Gründung der Bergarbeiterorganisationen in Altenessen
Verband zur Wahrung und Förderung der bergmännischen Interessen im Rheinland und Westfalen (,‚Alter Verband“)
Nach dem gescheitertem Bergarbeiterausstand von 1889 reifte in den meisten Kumpel die Überzeugung, daß sie ohne starke Organisation ihre Forderungen gegenüber den Zechenbesitzern nicht durchsetzten konnten. Am 18. August 1889 trafen sich in Dortmund-Dorstfeld etwa 200 Delegierte von 66 Zechen und 44 Knappenvereinen. Die Anwesenden bestimmten den Altenessener Bergmann Bauer in die Leitung dieser Zusammenkunft. Die Versammelten einigten sich schnell auf ein Statut, es schloss Religion und Politik in jeder Hinsicht aus. Am 20. Oktober beabsichtigten die Vertreter der Arbeiter, einen Vorstand für den neuen Verband zu wählen, aus Altenessen beteiligten sich erneut die Vertreter Bauer, Massenberg und Schonnefeld an der Abstimmung. Es kam aber zu keinem Ergebnis, da der überwachende Polizeiinspektor Böttcher, nach einer Äußerung eines Delegierten, die Versammlung auf Grund des Sozialistengesetzes auflöste.
Eine Woche später war es dann so weit. Ohne Diskussion, man wollte der überwachenden Polizei keinen Grund liefern die Zusammenkunft erneut aufzulösen, wählten die Anwesenden in geheimer Wahl den Vorstand. Als einen Beisitzer bestimmten die Delegierten Johann Massenberg aus Altenessen. Als Gründungsdatum der Altenessener Ortsgruppe kann der 28. September 1889 angesehen werden. Man bestimmte an diesem Tag die Mitglieder, die Altenessen auf dem Gründungskongress am 20. Oktober vertraten. Die treibenden Kräfte in der Gruppe dürften wohl Johann Massenberg, Friedrich Bauer, Johann Kleine-Schonnefeld, Bernhard Jedamsky, Anton Kleinschulte und Johann Mehlis gewesen sein. Mit der Konstituierung einer Zahlstelle veröffentlichten die Verantwortlichen mehrere Lokale, in denen Bergleute die Möglichkeit besaßen, sich in den neuen Verband aufnehmen zulassen. Schnell fanden sich 200 Kumpel, die sich der Organisation in Altenessen anschlossen. 1891 zählte die Organisation bereits 381 Mitglieder.

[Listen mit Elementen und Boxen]

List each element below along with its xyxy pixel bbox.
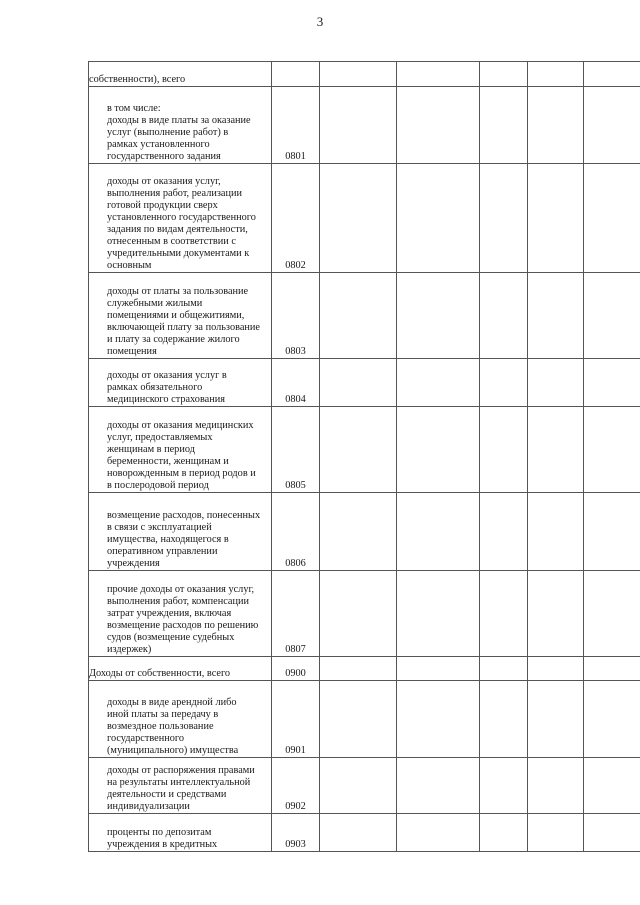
value-cell <box>397 359 480 407</box>
value-cell <box>584 87 640 164</box>
row-code: 0900 <box>272 657 320 681</box>
value-cell <box>397 681 480 758</box>
table-row <box>89 814 640 852</box>
row-code <box>272 62 320 87</box>
value-cell <box>397 814 480 852</box>
value-cell <box>528 273 584 359</box>
value-cell <box>584 657 640 681</box>
table-row <box>89 681 640 758</box>
row-code: 0803 <box>272 273 320 359</box>
page-number: 3 <box>316 14 324 29</box>
value-cell <box>320 571 397 657</box>
value-cell <box>320 681 397 758</box>
value-cell <box>320 493 397 571</box>
value-cell <box>584 493 640 571</box>
value-cell <box>584 681 640 758</box>
row-label: возмещение расходов, понесенных в связи с эксплуатацией имущества, находящегося в оперативном управлении учреждения <box>107 510 261 569</box>
row-label: доходы в виде арендной либо иной платы за передачу в возмездное пользование государственного (муниципального) имущества <box>107 697 239 756</box>
row-code: 0801 <box>272 87 320 164</box>
value-cell <box>397 87 480 164</box>
row-label-cell <box>89 571 272 657</box>
value-cell <box>320 273 397 359</box>
value-cell <box>584 758 640 814</box>
value-cell <box>528 62 584 87</box>
table-row <box>89 493 640 571</box>
table-row <box>89 359 640 407</box>
value-cell <box>480 164 528 273</box>
row-code: 0902 <box>272 758 320 814</box>
value-cell <box>584 164 640 273</box>
value-cell <box>320 657 397 681</box>
row-label-cell <box>89 758 272 814</box>
table-row <box>89 571 640 657</box>
value-cell <box>320 758 397 814</box>
row-label: в том числе: доходы в виде платы за оказание услуг (выполнение работ) в рамках установленного государственного задания <box>107 103 251 162</box>
value-cell <box>480 657 528 681</box>
row-label-cell <box>89 407 272 493</box>
value-cell <box>584 407 640 493</box>
value-cell <box>584 273 640 359</box>
value-cell <box>528 571 584 657</box>
value-cell <box>320 407 397 493</box>
row-label: доходы от оказания услуг в рамках обязательного медицинского страхования <box>107 370 227 405</box>
value-cell <box>480 493 528 571</box>
value-cell <box>480 758 528 814</box>
table-row <box>89 273 640 359</box>
table-row <box>89 87 640 164</box>
row-label-cell <box>89 681 272 758</box>
row-label: прочие доходы от оказания услуг, выполнения работ, компенсации затрат учреждения, включая возмещение расходов по решению судов (возмещение судебных издержек) <box>107 584 259 655</box>
row-label: доходы от платы за пользование служебными жилыми помещениями и общежитиями, включающей плату за пользование и плату за содержание жилого помещения <box>107 286 260 357</box>
row-code: 0804 <box>272 359 320 407</box>
row-code: 0807 <box>272 571 320 657</box>
income-report-table <box>88 61 640 852</box>
value-cell <box>397 571 480 657</box>
row-label: доходы от оказания услуг, выполнения работ, реализации готовой продукции сверх установленного государственного задания по видам деятельности, отнесенным в соответствии с учредительными документами к основным <box>107 176 256 271</box>
row-label-cell <box>89 359 272 407</box>
value-cell <box>480 62 528 87</box>
row-label-cell <box>89 164 272 273</box>
row-code: 0802 <box>272 164 320 273</box>
value-cell <box>397 758 480 814</box>
value-cell <box>397 273 480 359</box>
value-cell <box>584 62 640 87</box>
value-cell <box>528 681 584 758</box>
value-cell <box>584 814 640 852</box>
value-cell <box>528 87 584 164</box>
value-cell <box>528 359 584 407</box>
value-cell <box>397 407 480 493</box>
row-label-cell <box>89 87 272 164</box>
row-label-cell <box>89 814 272 852</box>
table-row <box>89 62 640 87</box>
value-cell <box>480 273 528 359</box>
value-cell <box>397 493 480 571</box>
value-cell <box>480 87 528 164</box>
table-body <box>89 62 640 852</box>
value-cell <box>480 407 528 493</box>
value-cell <box>397 62 480 87</box>
value-cell <box>397 657 480 681</box>
value-cell <box>480 681 528 758</box>
table-row <box>89 657 640 681</box>
value-cell <box>528 407 584 493</box>
value-cell <box>320 814 397 852</box>
value-cell <box>528 493 584 571</box>
row-label-cell <box>89 62 272 87</box>
row-label: Доходы от собственности, всего <box>89 668 231 679</box>
table-row <box>89 758 640 814</box>
value-cell <box>397 164 480 273</box>
row-label: доходы от распоряжения правами на результаты интеллектуальной деятельности и средствами индивидуализации <box>107 765 255 812</box>
table-row <box>89 407 640 493</box>
value-cell <box>528 164 584 273</box>
value-cell <box>528 814 584 852</box>
row-label: проценты по депозитам учреждения в кредитных <box>107 827 218 850</box>
value-cell <box>320 62 397 87</box>
value-cell <box>320 359 397 407</box>
table-row <box>89 164 640 273</box>
row-label: собственности), всего <box>89 74 186 85</box>
value-cell <box>480 571 528 657</box>
row-label: доходы от оказания медицинских услуг, предоставляемых женщинам в период беременности, женщинам и новорожденным в период родов и в послеродовой период <box>107 420 256 491</box>
value-cell <box>320 87 397 164</box>
row-code: 0903 <box>272 814 320 852</box>
row-label-cell <box>89 657 272 681</box>
row-code: 0806 <box>272 493 320 571</box>
value-cell <box>584 359 640 407</box>
row-code: 0805 <box>272 407 320 493</box>
row-code: 0901 <box>272 681 320 758</box>
value-cell <box>480 359 528 407</box>
value-cell <box>528 657 584 681</box>
value-cell <box>480 814 528 852</box>
value-cell <box>584 571 640 657</box>
value-cell <box>320 164 397 273</box>
row-label-cell <box>89 493 272 571</box>
value-cell <box>528 758 584 814</box>
row-label-cell <box>89 273 272 359</box>
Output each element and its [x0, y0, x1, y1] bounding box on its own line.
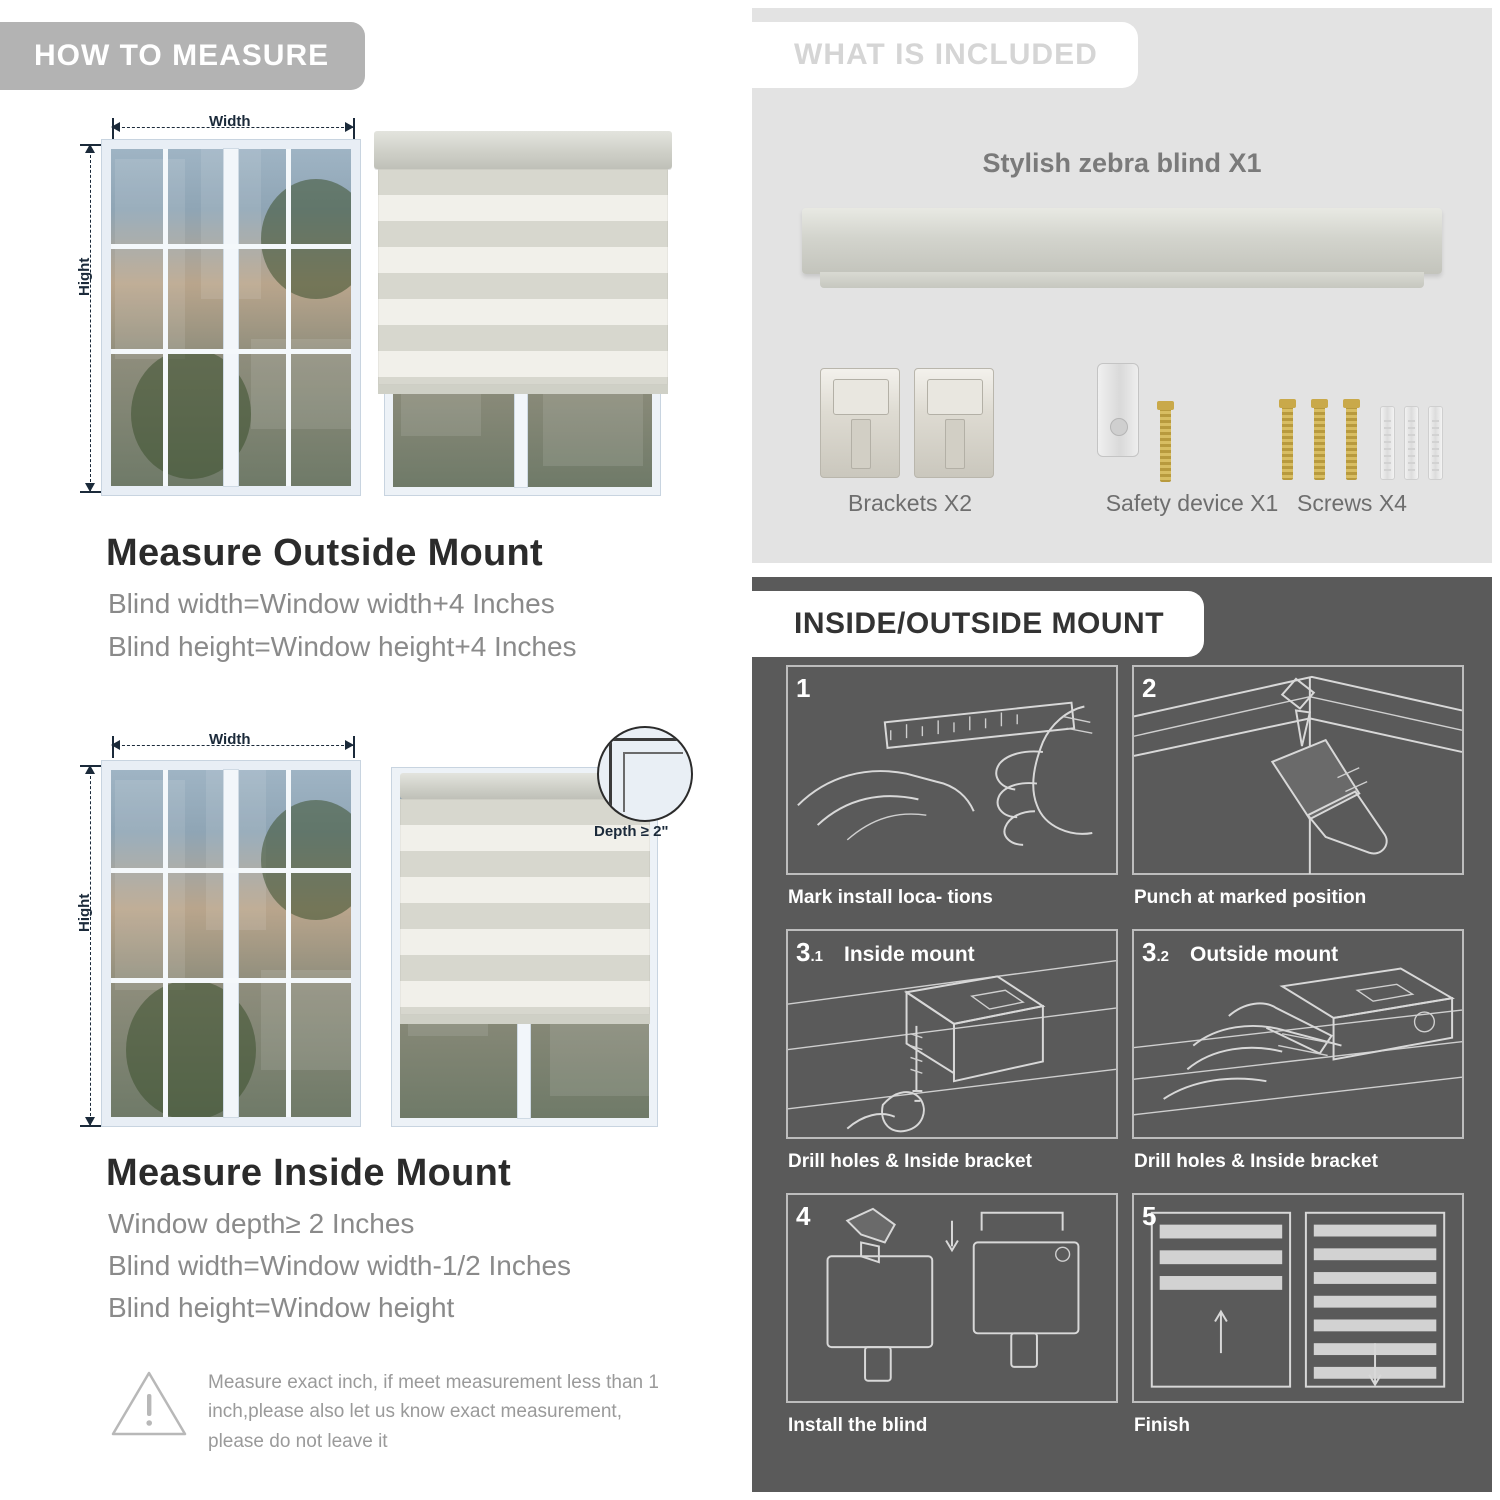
right-column: [744, 0, 1500, 1500]
wall-anchor-icon-2: [1404, 406, 1419, 480]
step-caption-3-1: Drill holes & Inside bracket: [788, 1151, 1032, 1172]
blind-bottomrail-outside: [378, 385, 668, 394]
blind-headrail-outside: [374, 131, 672, 169]
step-image-3-1: [786, 929, 1118, 1139]
screw-icon-2: [1314, 406, 1325, 480]
safety-device-screw-icon: [1160, 408, 1171, 482]
step-number-3-1: 3.1: [796, 937, 823, 967]
step-caption-3-2: Drill holes & Inside bracket: [1134, 1151, 1378, 1172]
step-inline-label-3-1: Inside mount: [844, 943, 975, 966]
step-image-3-2: [1132, 929, 1464, 1139]
window-illustration-outside: [102, 140, 360, 495]
bracket-icon-1: [820, 368, 900, 478]
measure-note-text: Measure exact inch, if meet measurement less than 1 inch,please also let us know exact measurement, please do not leave it: [208, 1372, 659, 1452]
inside-mount-line2: Blind width=Window width-1/2 Inches: [108, 1250, 572, 1281]
step-number-1: 1: [796, 673, 811, 703]
measure-note: [110, 1368, 668, 1456]
screw-icon-3: [1346, 406, 1357, 480]
step-caption-1: Mark install loca- tions: [788, 887, 993, 908]
part-label-screws: Screws X4: [1297, 490, 1407, 516]
step-image-4: [786, 1193, 1118, 1403]
step-1-sketch: [788, 667, 1116, 874]
step-caption-4: Install the blind: [788, 1415, 928, 1436]
step-2-sketch: [1134, 667, 1462, 874]
inside-height-label: Hight: [76, 890, 93, 936]
how-to-measure-header-label: HOW TO MEASURE: [0, 22, 365, 90]
outside-height-label: Hight: [76, 254, 93, 300]
part-label-brackets: Brackets X2: [848, 490, 972, 516]
step-number-2: 2: [1142, 673, 1157, 703]
wall-anchor-icon-1: [1380, 406, 1395, 480]
inside-mount-line3: Blind height=Window height: [108, 1292, 455, 1323]
part-label-safety: Safety device X1: [1105, 490, 1279, 516]
step-5-sketch: [1134, 1195, 1462, 1402]
step-caption-2: Punch at marked position: [1134, 887, 1367, 908]
step-number-3-2: 3.2: [1142, 937, 1169, 967]
step-number-5: 5: [1142, 1201, 1157, 1231]
wall-anchor-icon-3: [1428, 406, 1443, 480]
outside-mount-diagram: [0, 0, 744, 662]
step-image-1: [786, 665, 1118, 875]
depth-detail-circle: [597, 726, 693, 822]
inside-width-label: Width: [205, 731, 255, 748]
outside-mount-title: Measure Outside Mount: [106, 532, 544, 574]
blind-fabric-outside: [378, 169, 668, 385]
blind-bottomrail-inside: [400, 1015, 650, 1024]
what-is-included-header: WHAT IS INCLUDED: [752, 22, 1138, 88]
outside-mount-line1: Blind width=Window width+4 Inches: [108, 588, 555, 619]
window-illustration-inside: [102, 761, 360, 1126]
screw-icon-1: [1282, 406, 1293, 480]
inside-mount-diagram: [0, 618, 744, 1323]
how-to-measure-column: [0, 0, 744, 1500]
depth-label: Depth ≥ 2": [594, 823, 669, 840]
inside-outside-mount-panel: [752, 577, 1492, 1492]
warning-triangle-icon: [110, 1368, 188, 1438]
inside-outside-mount-header: INSIDE/OUTSIDE MOUNT: [752, 591, 1204, 657]
included-product-title: Stylish zebra blind X1: [982, 148, 1262, 178]
step-image-2: [1132, 665, 1464, 875]
bracket-icon-2: [914, 368, 994, 478]
inside-mount-title: Measure Inside Mount: [106, 1152, 512, 1194]
what-is-included-panel: [752, 8, 1492, 563]
safety-device-icon: [1097, 363, 1139, 457]
step-inline-label-3-2: Outside mount: [1190, 943, 1339, 966]
step-caption-5: Finish: [1134, 1415, 1190, 1436]
outside-width-label: Width: [205, 113, 255, 130]
zebra-blind-headrail-product: [802, 208, 1442, 274]
step-image-5: [1132, 1193, 1464, 1403]
inside-mount-line1: Window depth≥ 2 Inches: [108, 1208, 415, 1239]
outside-mount-line2: Blind height=Window height+4 Inches: [108, 631, 577, 662]
step-number-4: 4: [796, 1201, 811, 1231]
step-4-sketch: [788, 1195, 1116, 1402]
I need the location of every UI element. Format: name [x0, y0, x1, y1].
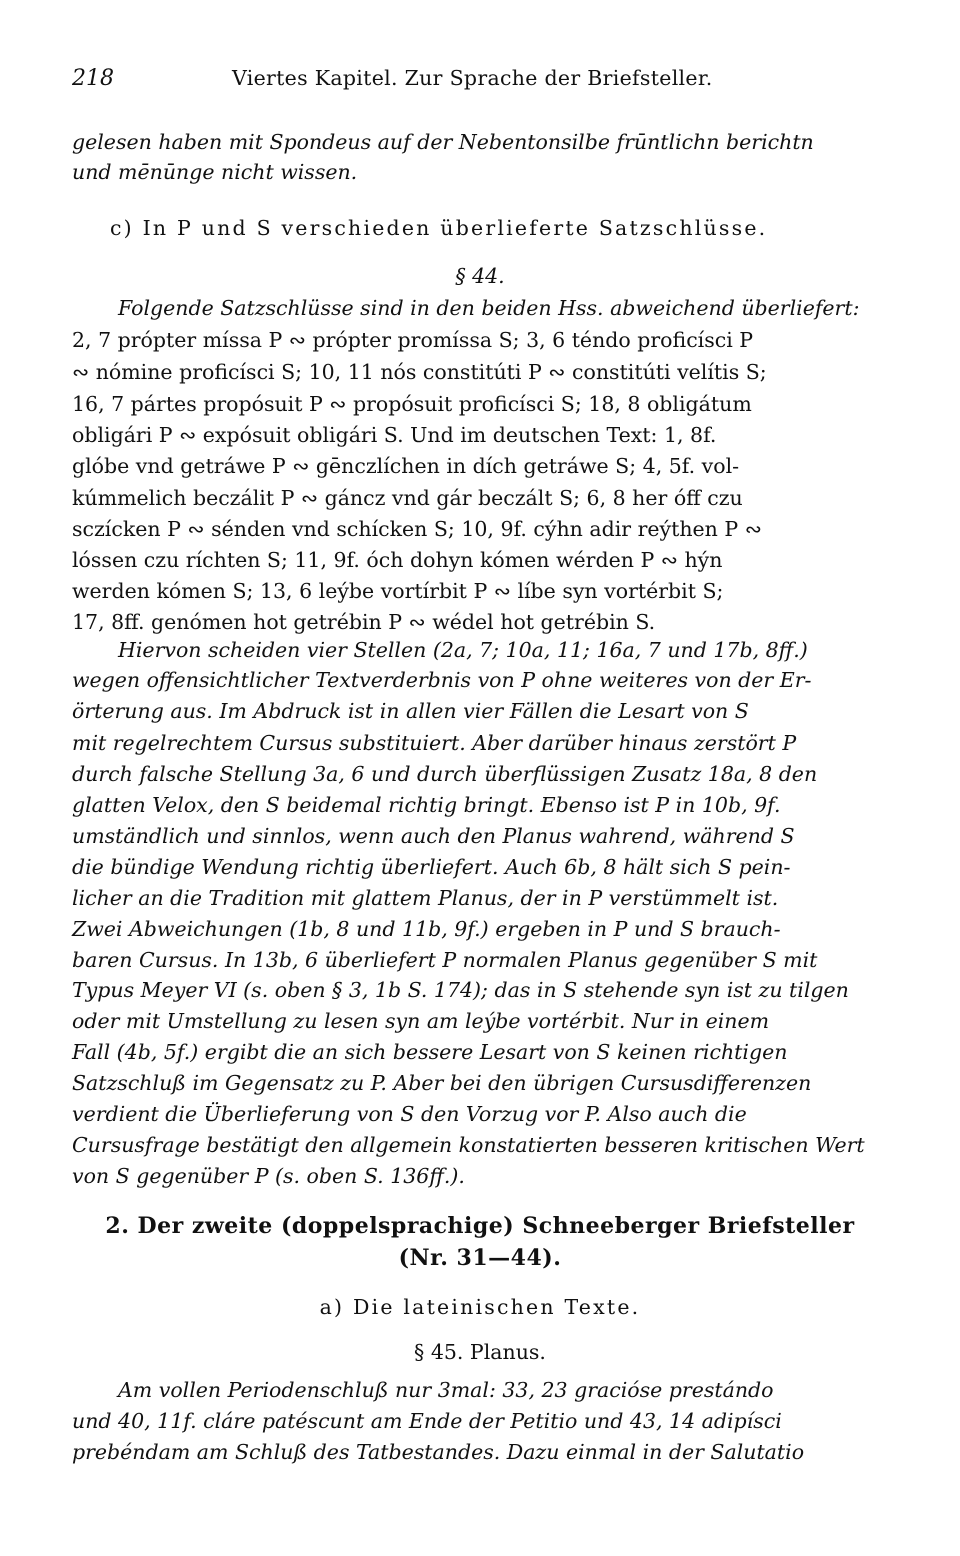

▸ GESTELLTE AUFGABE A
Wie viele Mitglieder hatte die Organisation in Altenessen im Jahr 1891 laut dem Text über die Bergarbeiterorganisationen?
▸ GESTELLTE AUFGABE B
Schreib den Text über die Gründung der Bergarbeiterorganisationen in Altenessen im selben Stil weiter, direkt nach seinem letzten Satz.

▸ SCHRIFTLICHE ANTWORT A
381 Mitglieder.

▸ SCHRIFTLICHE ANTWORT B
Die anfängliche Euphorie wich schnell, da sich durch die Organisationsgründung nichts entscheidendes an der Situation der Arbeiterfamilien änderte. Das zeigte sich auch an der Anzahl der Zahlstellen auf Altenessener Gebiet. Es bestanden bei der Neugründung vier Gruppen. Jedoch am 1. Februar 1890 gab der Gesamtvorstand bekannt, daß sich zwei von ihnen wieder auflösten; den Mitglieder empfahl man sich den noch bestehenden anzuschließen. Ein Jahr später gab es dann erneut vier Ortsgruppen in Altenessen. Man traf sich nun aber nicht mehr jede Woche, sondern nur noch einmal im Monat.
Die ersten Anstrengungen der Zahlstellenleitungen galt der Beschaffung von Versammlungsräumen, 1894 mußte beispielsweise eine Zusammenkunft verschoben werden, da der Wirt ihnen wieder einmal den Saal verweigerte. Ab 1899 gab der Besitzer des Lokals Krone, dem Vertrauensmann endgültig Bescheid, daß der „Alte Verband“ seinen Saal nicht mehr benutzen durfte. Auf der Suche nach einem neuen Versammlungsort wechselten die Lokale jetzt fast jeden Monat. Im Oktober 1899 fanden die Verantwortlichen des „Alte Verband“ in Altenessen einen neuen Treffpunkt; in der Zukunft tagte man beim Wirt Bollens, obwohl dessen Saal manchmal für Veranstaltungen zu klein war.
Nach anfänglichen, mehrfachen Wechsel der Ortsgruppenleitungen, verweigerte der „Alte Verband“ die Namen der Vertrauensmänner, höchstwahrscheinlich aus Angst vor Repressalien durch die Zechenbesitzer. Ab 1897 bestimmten die Mitglieder den Knappschaftsältesten Franz Focke zu ihren neuen Ortsgruppenleiter. Er führte von nun an für lange Zeit die Gruppe in Altenessen; da er Knappschaftsältester war, besaß die Zechenverwaltung wenig Mittel um Druck auf ihn ausüben.
Die Organisierten beim „Alte Verband“ veranstaltete aber nicht nur gewerkschaftliche Treffen. 1891 schlossen sich mehrere Zahlstellen aus Essen und der Umgebung, wozu auch Altenessen gehörte, zu dem Zweck zusammen eine Weihnachtsfeier durchzuführen. 1903 war die Orts-gruppe dann so groß, daß sie eine eigene Weihnachtsfeier nur für ihre Mitglieder in die Wege leiten konnte. 1897 unternahm man im Vereinslokal ein Sommerfest mit einem „Tanzkränzchen“. 1900 diskutierten die Anwesenden einer Mitgliederversammlung einen Ausflug nach Ruhrort und weiter nach Velbert. 1904 erhöhte die Zahlstelle den Mitgliedsbeitrag um 10; diesen Betrag verwandten sie für einen Kranz bei einer Beerdigung.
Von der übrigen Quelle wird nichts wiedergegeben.